■ WHAT YOU HAVE TO DO ■
Omit the images. Copy each entry word for word.

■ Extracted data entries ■
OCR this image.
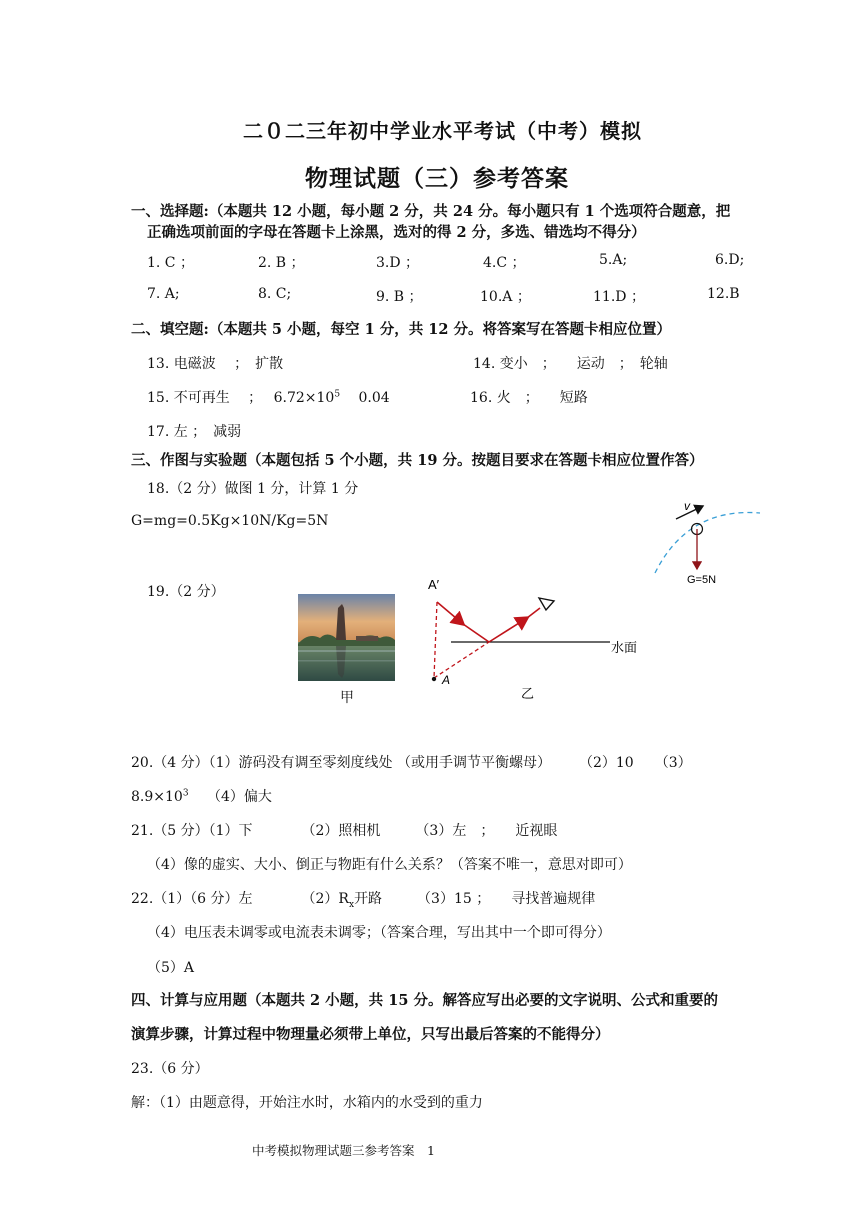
二０二三年初中学业水平考试（中考）模拟
物理试题（三）参考答案
一、选择题:（本题共 12 小题，每小题 2 分，共 24 分。每小题只有 1 个选项符合题意，把
正确选项前面的字母在答题卡上涂黑，选对的得 2 分，多选、错选均不得分）
1. C ；	2. B ；	3.D ；	4.C ；	5.A;	6.D;
7. A;	8. C;	9. B ；	10.A ；	11.D ；	12.B
二、填空题:（本题共 5 小题，每空 1 分，共 12 分。将答案写在答题卡相应位置）
13. 电磁波　 ；　扩散	14. 变小　；　　运动　；　轮轴
15. 不可再生　 ；　 $6.72\times 10^5$　 0.04	16. 火　；　　短路
17. 左 ；　减弱
三、作图与实验题（本题包括 5 个小题，共 19 分。按题目要求在答题卡相应位置作答）
18.（2 分）做图 1 分，计算 1 分
G=mg=0.5Kg×10N/Kg=5N
v
G=5N
19.（2 分）
甲
A′
水面
A
乙
20.（4 分）（1）游码没有调至零刻度线处 （或用手调节平衡螺母）　　　（2）10　　（3）
$8.9\times 10^3$　 （4）偏大
21.（5 分）（1）下　　　　（2）照相机　　　（3）左　；　　近视眼
（4）像的虚实、大小、倒正与物距有什么关系？（答案不唯一，意思对即可）
22.（1）（6 分）左　　　　$(2)R_x$开路　　　（3）15 ；　　寻找普遍规律
（4）电压表未调零或电流表未调零；（答案合理，写出其中一个即可得分）
（5）A
四、计算与应用题（本题共 2 小题，共 15 分。解答应写出必要的文字说明、公式和重要的
演算步骤，计算过程中物理量必须带上单位，只写出最后答案的不能得分）
23.（6 分）
解：（1）由题意得，开始注水时，水箱内的水受到的重力
中考模拟物理试题三参考答案　1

■ FULL ANSWER ■
OCR this image.
二０二三年初中学业水平考试（中考）模拟
物理试题（三）参考答案
一、选择题:（本题共 12 小题，每小题 2 分，共 24 分。每小题只有 1 个选项符合题意，把
正确选项前面的字母在答题卡上涂黑，选对的得 2 分，多选、错选均不得分）
1. C ；	2. B ；	3.D ；	4.C ；	5.A;	6.D;
7. A;	8. C;	9. B ；	10.A ；	11.D ；	12.B
二、填空题:（本题共 5 小题，每空 1 分，共 12 分。将答案写在答题卡相应位置）
13. 电磁波　 ；　扩散	14. 变小　；　　运动　；　轮轴
15. 不可再生　 ；　 $6.72\times 10^5$　 0.04	16. 火　；　　短路
17. 左 ；　减弱
三、作图与实验题（本题包括 5 个小题，共 19 分。按题目要求在答题卡相应位置作答）
18.（2 分）做图 1 分，计算 1 分
G=mg=0.5Kg×10N/Kg=5N
v
G=5N
19.（2 分）
甲
A′
水面
A
乙
20.（4 分）（1）游码没有调至零刻度线处 （或用手调节平衡螺母）　　　（2）10　　（3）
$8.9\times 10^3$　 （4）偏大
21.（5 分）（1）下　　　　（2）照相机　　　（3）左　；　　近视眼
（4）像的虚实、大小、倒正与物距有什么关系？（答案不唯一，意思对即可）
22.（1）（6 分）左　　　　$(2)R_x$开路　　　（3）15 ；　　寻找普遍规律
（4）电压表未调零或电流表未调零；（答案合理，写出其中一个即可得分）
（5）A
四、计算与应用题（本题共 2 小题，共 15 分。解答应写出必要的文字说明、公式和重要的
演算步骤，计算过程中物理量必须带上单位，只写出最后答案的不能得分）
23.（6 分）
解：（1）由题意得，开始注水时，水箱内的水受到的重力
中考模拟物理试题三参考答案　1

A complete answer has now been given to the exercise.